# The exercise
Select the lines that contain "years" and copy each of them.

# Listed records
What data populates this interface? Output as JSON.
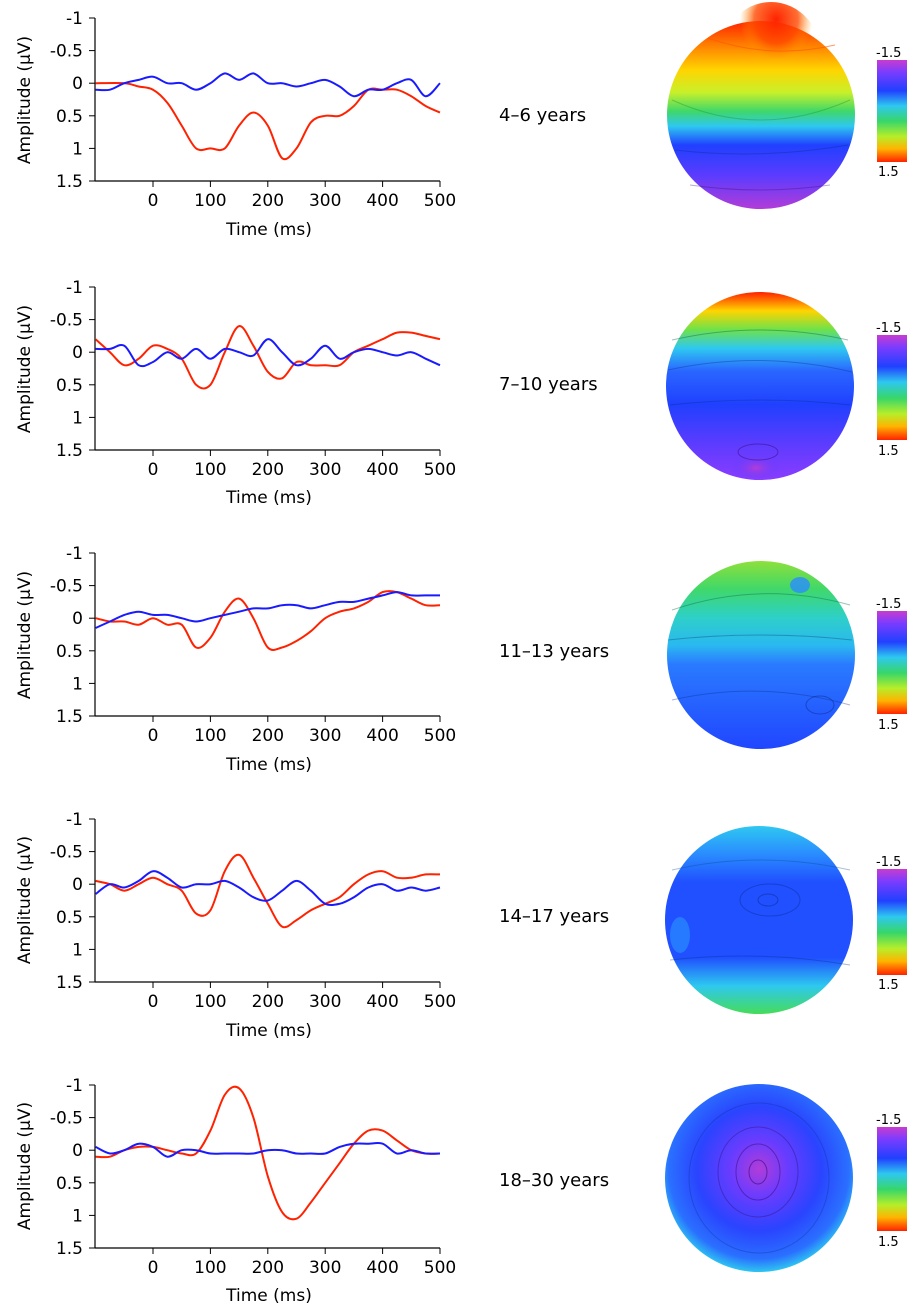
{
  "colors": {
    "red": "#ff2200",
    "blue": "#1a1aff",
    "axis": "#000000"
  },
  "chart_data": [
    {
      "type": "line",
      "group_label": "4–6 years",
      "xlabel": "Time (ms)",
      "ylabel": "Amplitude (µV)",
      "xlim": [
        -100,
        500
      ],
      "ylim": [
        -1,
        1.5
      ],
      "y_inverted": true,
      "xticks": [
        0,
        100,
        200,
        300,
        400,
        500
      ],
      "xtick_labels": [
        "0",
        "100",
        "200",
        "300",
        "400",
        "500"
      ],
      "yticks": [
        -1,
        -0.5,
        0,
        0.5,
        1,
        1.5
      ],
      "ytick_labels": [
        "-1",
        "-0.5",
        "0",
        "0.5",
        "1",
        "1.5"
      ],
      "series": [
        {
          "color": "#ff2200",
          "x": [
            -100,
            -50,
            -25,
            0,
            25,
            50,
            75,
            100,
            125,
            150,
            175,
            200,
            225,
            250,
            275,
            300,
            325,
            350,
            375,
            400,
            425,
            450,
            475,
            500
          ],
          "y": [
            0.0,
            0.0,
            0.05,
            0.1,
            0.3,
            0.65,
            1.0,
            1.0,
            1.0,
            0.65,
            0.45,
            0.65,
            1.15,
            1.0,
            0.6,
            0.5,
            0.5,
            0.35,
            0.1,
            0.1,
            0.1,
            0.2,
            0.35,
            0.45
          ]
        },
        {
          "color": "#1a1aff",
          "x": [
            -100,
            -75,
            -50,
            -25,
            0,
            25,
            50,
            75,
            100,
            125,
            150,
            175,
            200,
            225,
            250,
            275,
            300,
            325,
            350,
            375,
            400,
            425,
            450,
            475,
            500
          ],
          "y": [
            0.1,
            0.1,
            0.0,
            -0.05,
            -0.1,
            0.0,
            0.0,
            0.1,
            0.0,
            -0.15,
            -0.05,
            -0.15,
            0.0,
            0.0,
            0.05,
            0.0,
            -0.05,
            0.05,
            0.2,
            0.1,
            0.1,
            0.0,
            -0.05,
            0.2,
            0.0
          ]
        }
      ]
    },
    {
      "type": "line",
      "group_label": "7–10 years",
      "xlabel": "Time (ms)",
      "ylabel": "Amplitude (µV)",
      "xlim": [
        -100,
        500
      ],
      "ylim": [
        -1,
        1.5
      ],
      "y_inverted": true,
      "xticks": [
        0,
        100,
        200,
        300,
        400,
        500
      ],
      "xtick_labels": [
        "0",
        "100",
        "200",
        "300",
        "400",
        "500"
      ],
      "yticks": [
        -1,
        -0.5,
        0,
        0.5,
        1,
        1.5
      ],
      "ytick_labels": [
        "-1",
        "-0.5",
        "0",
        "0.5",
        "1",
        "1.5"
      ],
      "series": [
        {
          "color": "#ff2200",
          "x": [
            -100,
            -75,
            -50,
            -25,
            0,
            25,
            50,
            75,
            100,
            125,
            150,
            175,
            200,
            225,
            250,
            275,
            300,
            325,
            350,
            375,
            400,
            425,
            450,
            475,
            500
          ],
          "y": [
            -0.2,
            0.0,
            0.2,
            0.1,
            -0.1,
            -0.05,
            0.1,
            0.5,
            0.5,
            0.0,
            -0.4,
            -0.1,
            0.3,
            0.4,
            0.15,
            0.2,
            0.2,
            0.2,
            0.0,
            -0.1,
            -0.2,
            -0.3,
            -0.3,
            -0.25,
            -0.2
          ]
        },
        {
          "color": "#1a1aff",
          "x": [
            -100,
            -75,
            -50,
            -25,
            0,
            25,
            50,
            75,
            100,
            125,
            150,
            175,
            200,
            225,
            250,
            275,
            300,
            325,
            350,
            375,
            400,
            425,
            450,
            475,
            500
          ],
          "y": [
            -0.05,
            -0.05,
            -0.1,
            0.2,
            0.15,
            0.0,
            0.1,
            -0.05,
            0.1,
            -0.05,
            0.0,
            0.05,
            -0.2,
            0.0,
            0.2,
            0.1,
            -0.1,
            0.1,
            0.0,
            -0.05,
            0.0,
            0.05,
            0.0,
            0.1,
            0.2
          ]
        }
      ]
    },
    {
      "type": "line",
      "group_label": "11–13 years",
      "xlabel": "Time (ms)",
      "ylabel": "Amplitude (µV)",
      "xlim": [
        -100,
        500
      ],
      "ylim": [
        -1,
        1.5
      ],
      "y_inverted": true,
      "xticks": [
        0,
        100,
        200,
        300,
        400,
        500
      ],
      "xtick_labels": [
        "0",
        "100",
        "200",
        "300",
        "400",
        "500"
      ],
      "yticks": [
        -1,
        -0.5,
        0,
        0.5,
        1,
        1.5
      ],
      "ytick_labels": [
        "-1",
        "-0.5",
        "0",
        "0.5",
        "1",
        "1.5"
      ],
      "series": [
        {
          "color": "#ff2200",
          "x": [
            -100,
            -75,
            -50,
            -25,
            0,
            25,
            50,
            75,
            100,
            125,
            150,
            175,
            200,
            225,
            250,
            275,
            300,
            325,
            350,
            375,
            400,
            425,
            450,
            475,
            500
          ],
          "y": [
            0.0,
            0.05,
            0.05,
            0.1,
            0.0,
            0.1,
            0.1,
            0.45,
            0.3,
            -0.1,
            -0.3,
            0.0,
            0.45,
            0.45,
            0.35,
            0.2,
            0.0,
            -0.1,
            -0.15,
            -0.25,
            -0.4,
            -0.4,
            -0.3,
            -0.2,
            -0.2
          ]
        },
        {
          "color": "#1a1aff",
          "x": [
            -100,
            -75,
            -50,
            -25,
            0,
            25,
            50,
            75,
            100,
            125,
            150,
            175,
            200,
            225,
            250,
            275,
            300,
            325,
            350,
            375,
            400,
            425,
            450,
            475,
            500
          ],
          "y": [
            0.15,
            0.05,
            -0.05,
            -0.1,
            -0.05,
            -0.05,
            0.0,
            0.05,
            0.0,
            -0.05,
            -0.1,
            -0.15,
            -0.15,
            -0.2,
            -0.2,
            -0.15,
            -0.2,
            -0.25,
            -0.25,
            -0.3,
            -0.35,
            -0.4,
            -0.35,
            -0.35,
            -0.35
          ]
        }
      ]
    },
    {
      "type": "line",
      "group_label": "14–17 years",
      "xlabel": "Time (ms)",
      "ylabel": "Amplitude (µV)",
      "xlim": [
        -100,
        500
      ],
      "ylim": [
        -1,
        1.5
      ],
      "y_inverted": true,
      "xticks": [
        0,
        100,
        200,
        300,
        400,
        500
      ],
      "xtick_labels": [
        "0",
        "100",
        "200",
        "300",
        "400",
        "500"
      ],
      "yticks": [
        -1,
        -0.5,
        0,
        0.5,
        1,
        1.5
      ],
      "ytick_labels": [
        "-1",
        "-0.5",
        "0",
        "0.5",
        "1",
        "1.5"
      ],
      "series": [
        {
          "color": "#ff2200",
          "x": [
            -100,
            -75,
            -50,
            -25,
            0,
            25,
            50,
            75,
            100,
            125,
            150,
            175,
            200,
            225,
            250,
            275,
            300,
            325,
            350,
            375,
            400,
            425,
            450,
            475,
            500
          ],
          "y": [
            -0.05,
            0.0,
            0.1,
            0.0,
            -0.1,
            0.0,
            0.1,
            0.45,
            0.4,
            -0.2,
            -0.45,
            -0.1,
            0.3,
            0.65,
            0.55,
            0.4,
            0.3,
            0.2,
            0.0,
            -0.15,
            -0.2,
            -0.1,
            -0.1,
            -0.15,
            -0.15
          ]
        },
        {
          "color": "#1a1aff",
          "x": [
            -100,
            -75,
            -50,
            -25,
            0,
            25,
            50,
            75,
            100,
            125,
            150,
            175,
            200,
            225,
            250,
            275,
            300,
            325,
            350,
            375,
            400,
            425,
            450,
            475,
            500
          ],
          "y": [
            0.15,
            0.0,
            0.05,
            -0.05,
            -0.2,
            -0.1,
            0.05,
            0.0,
            0.0,
            -0.05,
            0.05,
            0.2,
            0.25,
            0.1,
            -0.05,
            0.1,
            0.3,
            0.3,
            0.2,
            0.05,
            0.0,
            0.1,
            0.05,
            0.1,
            0.05
          ]
        }
      ]
    },
    {
      "type": "line",
      "group_label": "18–30 years",
      "xlabel": "Time (ms)",
      "ylabel": "Amplitude (µV)",
      "xlim": [
        -100,
        500
      ],
      "ylim": [
        -1,
        1.5
      ],
      "y_inverted": true,
      "xticks": [
        0,
        100,
        200,
        300,
        400,
        500
      ],
      "xtick_labels": [
        "0",
        "100",
        "200",
        "300",
        "400",
        "500"
      ],
      "yticks": [
        -1,
        -0.5,
        0,
        0.5,
        1,
        1.5
      ],
      "ytick_labels": [
        "-1",
        "-0.5",
        "0",
        "0.5",
        "1",
        "1.5"
      ],
      "series": [
        {
          "color": "#ff2200",
          "x": [
            -100,
            -75,
            -50,
            -25,
            0,
            25,
            50,
            75,
            100,
            125,
            150,
            175,
            200,
            225,
            250,
            275,
            300,
            325,
            350,
            375,
            400,
            425,
            450,
            475,
            500
          ],
          "y": [
            0.1,
            0.1,
            0.0,
            -0.05,
            -0.05,
            0.0,
            0.05,
            0.05,
            -0.3,
            -0.85,
            -0.95,
            -0.5,
            0.4,
            0.95,
            1.05,
            0.8,
            0.5,
            0.2,
            -0.1,
            -0.3,
            -0.3,
            -0.15,
            0.0,
            0.05,
            0.05
          ]
        },
        {
          "color": "#1a1aff",
          "x": [
            -100,
            -75,
            -50,
            -25,
            0,
            25,
            50,
            75,
            100,
            125,
            150,
            175,
            200,
            225,
            250,
            275,
            300,
            325,
            350,
            375,
            400,
            425,
            450,
            475,
            500
          ],
          "y": [
            -0.05,
            0.05,
            0.0,
            -0.1,
            -0.05,
            0.1,
            0.0,
            0.0,
            0.05,
            0.05,
            0.05,
            0.05,
            0.0,
            0.0,
            0.05,
            0.05,
            0.05,
            -0.05,
            -0.1,
            -0.1,
            -0.1,
            0.05,
            0.0,
            0.05,
            0.05
          ]
        }
      ]
    }
  ],
  "colorbar": {
    "top_label": "-1.5",
    "bottom_label": "1.5"
  },
  "topomaps": [
    {
      "group": "4–6 years",
      "pattern": "frontal-red"
    },
    {
      "group": "7–10 years",
      "pattern": "frontal-red-band"
    },
    {
      "group": "11–13 years",
      "pattern": "frontal-green"
    },
    {
      "group": "14–17 years",
      "pattern": "blue-dominant"
    },
    {
      "group": "18–30 years",
      "pattern": "central-purple"
    }
  ]
}
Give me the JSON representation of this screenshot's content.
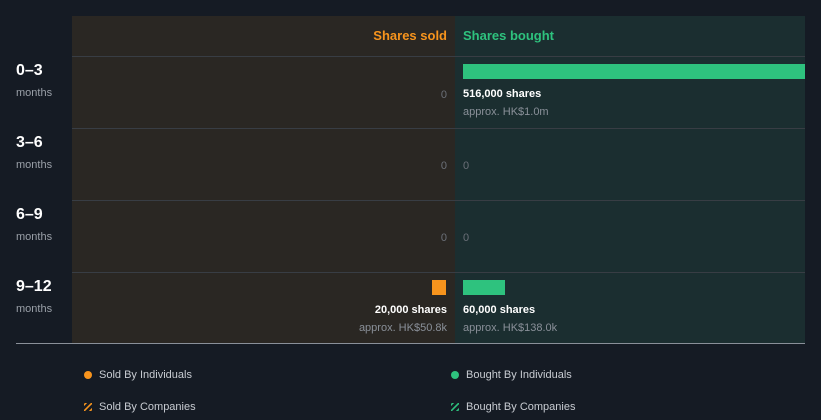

# Problem solution
      "group_label": "4–6 years",
      "group_label": "7–10 years",
      "group_label": "11–13 years",
      "group_label": "14–17 years",
      "group_label": "18–30 years",
      "group": "4–6 years",
      "group": "7–10 years",
      "group": "11–13 years",
      "group": "14–17 years",
      "group": "18–30 years",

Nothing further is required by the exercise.